- _DATA RECORDS_:

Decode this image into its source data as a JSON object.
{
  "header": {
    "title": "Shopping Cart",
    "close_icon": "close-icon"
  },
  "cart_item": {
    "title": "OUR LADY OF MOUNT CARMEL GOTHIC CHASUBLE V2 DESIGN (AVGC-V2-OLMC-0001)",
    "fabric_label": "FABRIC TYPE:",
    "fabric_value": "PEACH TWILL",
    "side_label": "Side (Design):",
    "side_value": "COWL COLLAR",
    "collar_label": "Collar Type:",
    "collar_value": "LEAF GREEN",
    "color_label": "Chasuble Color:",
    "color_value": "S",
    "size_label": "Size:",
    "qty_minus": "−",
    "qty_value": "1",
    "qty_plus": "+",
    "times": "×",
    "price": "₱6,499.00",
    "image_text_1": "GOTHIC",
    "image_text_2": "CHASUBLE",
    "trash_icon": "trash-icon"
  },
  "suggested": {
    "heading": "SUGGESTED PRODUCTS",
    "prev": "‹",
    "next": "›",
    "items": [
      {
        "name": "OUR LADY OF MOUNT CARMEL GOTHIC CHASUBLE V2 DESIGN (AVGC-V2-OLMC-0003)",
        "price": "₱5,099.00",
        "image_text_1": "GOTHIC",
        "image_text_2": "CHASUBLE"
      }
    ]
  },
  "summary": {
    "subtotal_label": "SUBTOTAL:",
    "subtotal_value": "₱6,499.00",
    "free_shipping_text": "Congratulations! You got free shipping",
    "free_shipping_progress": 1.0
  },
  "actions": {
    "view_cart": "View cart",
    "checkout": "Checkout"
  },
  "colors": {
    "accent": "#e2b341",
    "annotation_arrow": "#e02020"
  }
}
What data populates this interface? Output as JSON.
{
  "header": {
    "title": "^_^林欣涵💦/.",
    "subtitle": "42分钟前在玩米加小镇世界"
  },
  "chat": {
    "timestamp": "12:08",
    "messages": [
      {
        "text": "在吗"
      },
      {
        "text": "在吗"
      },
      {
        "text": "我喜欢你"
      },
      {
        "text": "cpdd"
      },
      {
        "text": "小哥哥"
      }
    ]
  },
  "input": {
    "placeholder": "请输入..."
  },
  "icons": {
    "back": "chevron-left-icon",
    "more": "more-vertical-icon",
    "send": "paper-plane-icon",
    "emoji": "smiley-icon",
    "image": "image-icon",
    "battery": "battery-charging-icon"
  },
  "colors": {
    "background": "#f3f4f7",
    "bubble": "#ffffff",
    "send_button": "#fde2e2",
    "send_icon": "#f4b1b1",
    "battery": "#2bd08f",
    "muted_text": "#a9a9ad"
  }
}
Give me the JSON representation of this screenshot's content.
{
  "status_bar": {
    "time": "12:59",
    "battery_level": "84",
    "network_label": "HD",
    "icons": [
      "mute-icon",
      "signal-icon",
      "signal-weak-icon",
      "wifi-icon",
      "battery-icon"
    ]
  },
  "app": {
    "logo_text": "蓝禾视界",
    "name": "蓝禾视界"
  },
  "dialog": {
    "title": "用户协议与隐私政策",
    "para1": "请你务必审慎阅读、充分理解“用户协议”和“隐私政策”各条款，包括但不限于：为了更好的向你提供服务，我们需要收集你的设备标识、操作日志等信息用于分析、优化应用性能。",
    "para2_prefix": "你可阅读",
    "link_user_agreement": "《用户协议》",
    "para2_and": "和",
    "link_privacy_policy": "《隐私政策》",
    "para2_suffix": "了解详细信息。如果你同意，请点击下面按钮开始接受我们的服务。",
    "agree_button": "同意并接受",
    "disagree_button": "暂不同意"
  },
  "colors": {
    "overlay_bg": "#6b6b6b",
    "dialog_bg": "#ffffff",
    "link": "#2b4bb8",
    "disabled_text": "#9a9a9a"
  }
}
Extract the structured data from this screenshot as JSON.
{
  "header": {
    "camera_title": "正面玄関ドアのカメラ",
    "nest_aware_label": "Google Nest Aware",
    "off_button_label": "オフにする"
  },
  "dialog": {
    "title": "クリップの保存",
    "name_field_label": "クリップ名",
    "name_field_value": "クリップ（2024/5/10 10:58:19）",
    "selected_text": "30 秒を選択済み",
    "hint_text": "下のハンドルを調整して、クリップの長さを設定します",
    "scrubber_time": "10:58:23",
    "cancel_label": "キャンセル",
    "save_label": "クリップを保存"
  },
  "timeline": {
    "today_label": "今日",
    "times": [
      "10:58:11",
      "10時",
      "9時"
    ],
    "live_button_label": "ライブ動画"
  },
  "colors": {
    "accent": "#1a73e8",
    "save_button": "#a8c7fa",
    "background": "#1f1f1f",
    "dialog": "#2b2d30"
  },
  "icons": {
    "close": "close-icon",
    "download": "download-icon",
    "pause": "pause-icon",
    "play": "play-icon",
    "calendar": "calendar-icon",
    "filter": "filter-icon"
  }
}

- _WHAT THE TASK REQUIRES_:
Give back, exactly as written, the lines from the one with "Extract the structured" to the last line.

- _COMPLETE ANSWER_:
Extract the structured data from this screenshot as JSON.
{
  "header": {
    "camera_title": "正面玄関ドアのカメラ",
    "nest_aware_label": "Google Nest Aware",
    "off_button_label": "オフにする"
  },
  "dialog": {
    "title": "クリップの保存",
    "name_field_label": "クリップ名",
    "name_field_value": "クリップ（2024/5/10 10:58:19）",
    "selected_text": "30 秒を選択済み",
    "hint_text": "下のハンドルを調整して、クリップの長さを設定します",
    "scrubber_time": "10:58:23",
    "cancel_label": "キャンセル",
    "save_label": "クリップを保存"
  },
  "timeline": {
    "today_label": "今日",
    "times": [
      "10:58:11",
      "10時",
      "9時"
    ],
    "live_button_label": "ライブ動画"
  },
  "colors": {
    "accent": "#1a73e8",
    "save_button": "#a8c7fa",
    "background": "#1f1f1f",
    "dialog": "#2b2d30"
  },
  "icons": {
    "close": "close-icon",
    "download": "download-icon",
    "pause": "pause-icon",
    "play": "play-icon",
    "calendar": "calendar-icon",
    "filter": "filter-icon"
  }
}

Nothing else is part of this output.